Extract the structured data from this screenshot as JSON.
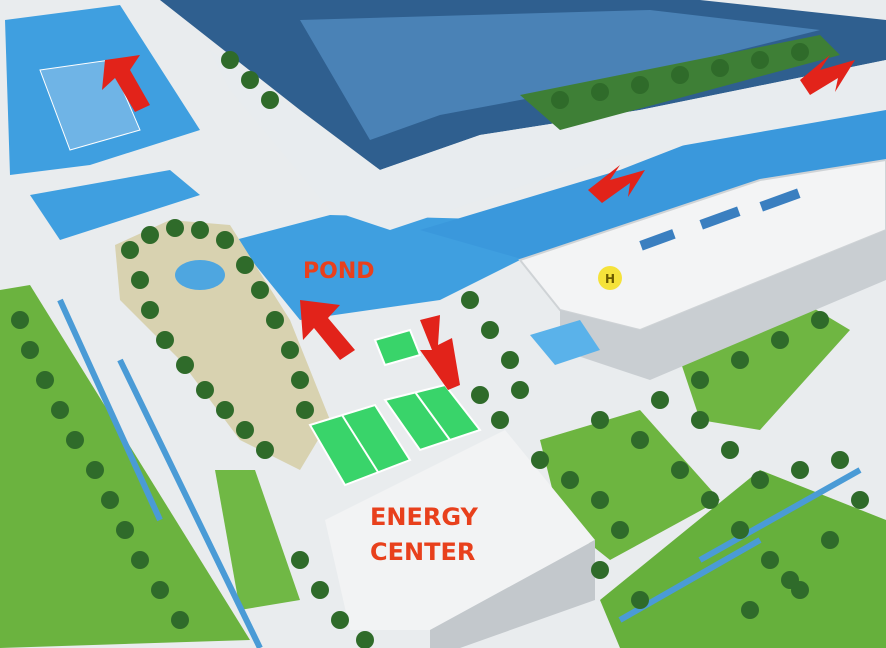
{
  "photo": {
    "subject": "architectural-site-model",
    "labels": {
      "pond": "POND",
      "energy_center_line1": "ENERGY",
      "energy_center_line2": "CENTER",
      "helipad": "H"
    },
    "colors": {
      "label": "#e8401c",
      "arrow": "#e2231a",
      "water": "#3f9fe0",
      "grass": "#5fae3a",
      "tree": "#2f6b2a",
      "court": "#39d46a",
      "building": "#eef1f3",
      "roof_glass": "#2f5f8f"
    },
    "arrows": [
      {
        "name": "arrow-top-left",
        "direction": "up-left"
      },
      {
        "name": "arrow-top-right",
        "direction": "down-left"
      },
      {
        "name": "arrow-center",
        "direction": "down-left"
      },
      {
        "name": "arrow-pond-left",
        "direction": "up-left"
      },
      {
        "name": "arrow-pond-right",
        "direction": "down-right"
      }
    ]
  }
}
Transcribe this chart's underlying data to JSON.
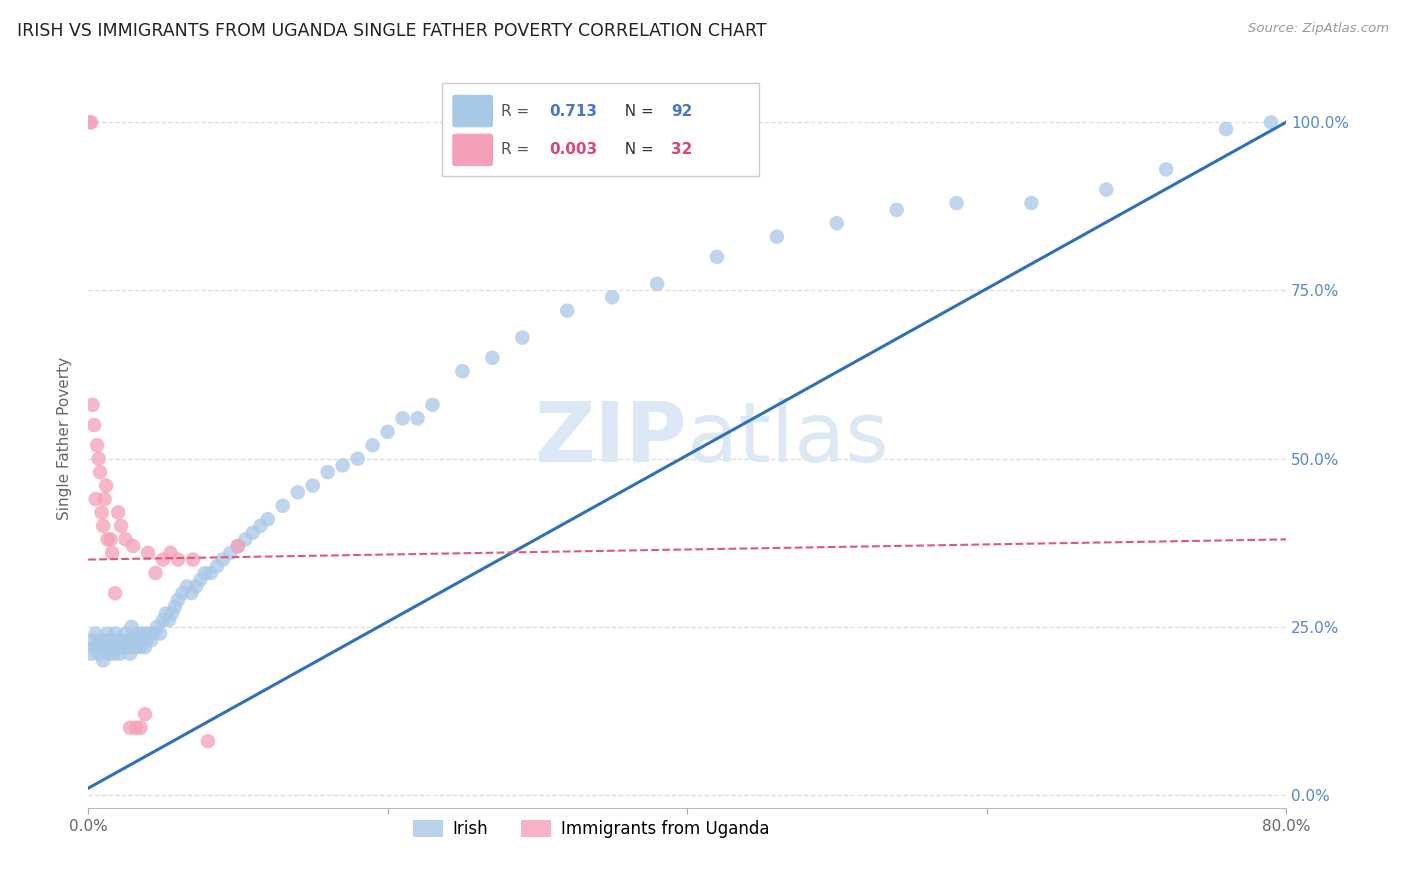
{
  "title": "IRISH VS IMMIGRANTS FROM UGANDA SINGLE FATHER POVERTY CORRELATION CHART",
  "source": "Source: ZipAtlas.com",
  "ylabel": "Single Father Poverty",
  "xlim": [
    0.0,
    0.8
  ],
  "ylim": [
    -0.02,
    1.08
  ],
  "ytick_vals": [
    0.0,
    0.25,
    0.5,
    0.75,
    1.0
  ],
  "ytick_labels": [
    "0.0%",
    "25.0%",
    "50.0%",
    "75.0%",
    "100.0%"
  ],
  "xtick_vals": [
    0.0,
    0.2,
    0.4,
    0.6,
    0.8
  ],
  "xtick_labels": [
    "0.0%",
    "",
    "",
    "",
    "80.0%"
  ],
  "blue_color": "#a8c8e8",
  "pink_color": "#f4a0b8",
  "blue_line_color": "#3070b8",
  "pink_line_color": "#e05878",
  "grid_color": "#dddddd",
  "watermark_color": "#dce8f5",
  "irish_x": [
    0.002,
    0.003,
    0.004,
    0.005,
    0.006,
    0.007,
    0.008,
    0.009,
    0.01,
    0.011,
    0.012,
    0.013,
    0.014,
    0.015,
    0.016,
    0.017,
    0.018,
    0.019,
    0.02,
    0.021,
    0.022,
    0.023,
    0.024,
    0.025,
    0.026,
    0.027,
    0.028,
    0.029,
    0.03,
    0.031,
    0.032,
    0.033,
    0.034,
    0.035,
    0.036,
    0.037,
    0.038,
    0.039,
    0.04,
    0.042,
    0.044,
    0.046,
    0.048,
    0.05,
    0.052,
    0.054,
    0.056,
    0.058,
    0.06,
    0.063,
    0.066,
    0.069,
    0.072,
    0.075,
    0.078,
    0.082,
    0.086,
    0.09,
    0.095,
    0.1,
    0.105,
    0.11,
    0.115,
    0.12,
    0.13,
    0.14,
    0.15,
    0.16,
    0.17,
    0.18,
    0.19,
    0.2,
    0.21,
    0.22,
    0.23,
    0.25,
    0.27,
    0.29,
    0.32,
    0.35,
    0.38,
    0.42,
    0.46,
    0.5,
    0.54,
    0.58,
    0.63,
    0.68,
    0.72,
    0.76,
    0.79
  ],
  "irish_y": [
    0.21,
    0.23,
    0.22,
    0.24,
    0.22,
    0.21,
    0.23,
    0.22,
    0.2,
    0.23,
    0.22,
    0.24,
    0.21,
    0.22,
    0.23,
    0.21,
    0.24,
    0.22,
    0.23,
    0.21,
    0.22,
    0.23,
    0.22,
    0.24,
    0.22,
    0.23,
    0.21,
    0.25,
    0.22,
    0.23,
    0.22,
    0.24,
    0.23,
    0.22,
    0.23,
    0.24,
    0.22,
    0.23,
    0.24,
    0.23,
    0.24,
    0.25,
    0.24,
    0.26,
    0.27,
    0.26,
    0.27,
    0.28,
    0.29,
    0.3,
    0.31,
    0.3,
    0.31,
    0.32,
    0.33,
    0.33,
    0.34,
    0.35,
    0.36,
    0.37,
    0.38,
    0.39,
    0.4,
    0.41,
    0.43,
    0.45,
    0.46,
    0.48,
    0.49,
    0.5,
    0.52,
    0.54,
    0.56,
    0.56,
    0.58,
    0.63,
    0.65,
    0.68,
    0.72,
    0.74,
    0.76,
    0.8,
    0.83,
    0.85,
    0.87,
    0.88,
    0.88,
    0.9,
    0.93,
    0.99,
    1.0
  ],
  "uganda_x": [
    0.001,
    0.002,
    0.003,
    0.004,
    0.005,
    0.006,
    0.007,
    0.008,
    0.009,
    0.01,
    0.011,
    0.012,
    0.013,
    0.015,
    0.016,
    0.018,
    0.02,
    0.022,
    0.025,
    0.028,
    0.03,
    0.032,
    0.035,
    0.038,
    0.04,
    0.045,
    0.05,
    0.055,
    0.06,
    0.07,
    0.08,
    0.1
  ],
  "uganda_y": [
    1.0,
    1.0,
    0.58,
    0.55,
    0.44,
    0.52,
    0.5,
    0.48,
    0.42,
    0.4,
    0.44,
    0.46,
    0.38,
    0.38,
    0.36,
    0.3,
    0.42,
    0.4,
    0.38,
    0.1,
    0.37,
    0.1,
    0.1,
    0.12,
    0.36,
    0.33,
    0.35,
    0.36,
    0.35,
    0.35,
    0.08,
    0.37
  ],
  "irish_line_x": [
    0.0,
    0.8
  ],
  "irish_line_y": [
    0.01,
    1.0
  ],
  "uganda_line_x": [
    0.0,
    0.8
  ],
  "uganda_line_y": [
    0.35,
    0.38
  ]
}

--

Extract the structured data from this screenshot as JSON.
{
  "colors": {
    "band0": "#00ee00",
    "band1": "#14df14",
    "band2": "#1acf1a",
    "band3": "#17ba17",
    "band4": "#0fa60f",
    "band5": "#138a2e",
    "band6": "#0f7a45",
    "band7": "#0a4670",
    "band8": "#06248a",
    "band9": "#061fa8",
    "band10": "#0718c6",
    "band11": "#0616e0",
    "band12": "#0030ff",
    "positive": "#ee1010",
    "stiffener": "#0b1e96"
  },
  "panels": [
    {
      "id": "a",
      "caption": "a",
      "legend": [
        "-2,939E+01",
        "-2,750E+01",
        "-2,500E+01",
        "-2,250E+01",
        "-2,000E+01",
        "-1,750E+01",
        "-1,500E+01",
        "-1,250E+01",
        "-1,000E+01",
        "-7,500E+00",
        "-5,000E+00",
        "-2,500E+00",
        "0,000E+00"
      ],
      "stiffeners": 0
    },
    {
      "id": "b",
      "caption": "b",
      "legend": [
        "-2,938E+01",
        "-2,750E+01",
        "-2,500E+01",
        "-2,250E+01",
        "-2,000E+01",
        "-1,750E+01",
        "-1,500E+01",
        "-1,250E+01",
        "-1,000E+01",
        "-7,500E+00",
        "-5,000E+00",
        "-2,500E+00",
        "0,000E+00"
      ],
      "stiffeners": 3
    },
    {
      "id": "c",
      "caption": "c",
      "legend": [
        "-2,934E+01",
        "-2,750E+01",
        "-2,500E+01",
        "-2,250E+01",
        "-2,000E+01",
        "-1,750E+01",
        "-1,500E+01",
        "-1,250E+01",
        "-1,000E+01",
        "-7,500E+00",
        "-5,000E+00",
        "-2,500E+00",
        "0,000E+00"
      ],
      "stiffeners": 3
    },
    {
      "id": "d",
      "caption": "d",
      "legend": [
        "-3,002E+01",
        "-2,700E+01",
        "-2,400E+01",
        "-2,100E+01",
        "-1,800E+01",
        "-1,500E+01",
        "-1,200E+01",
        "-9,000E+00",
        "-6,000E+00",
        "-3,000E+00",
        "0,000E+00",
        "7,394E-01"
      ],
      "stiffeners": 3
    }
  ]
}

= Exercise =
Say how many lines of the listing above contain "right", with no other words.

= The completed task =
3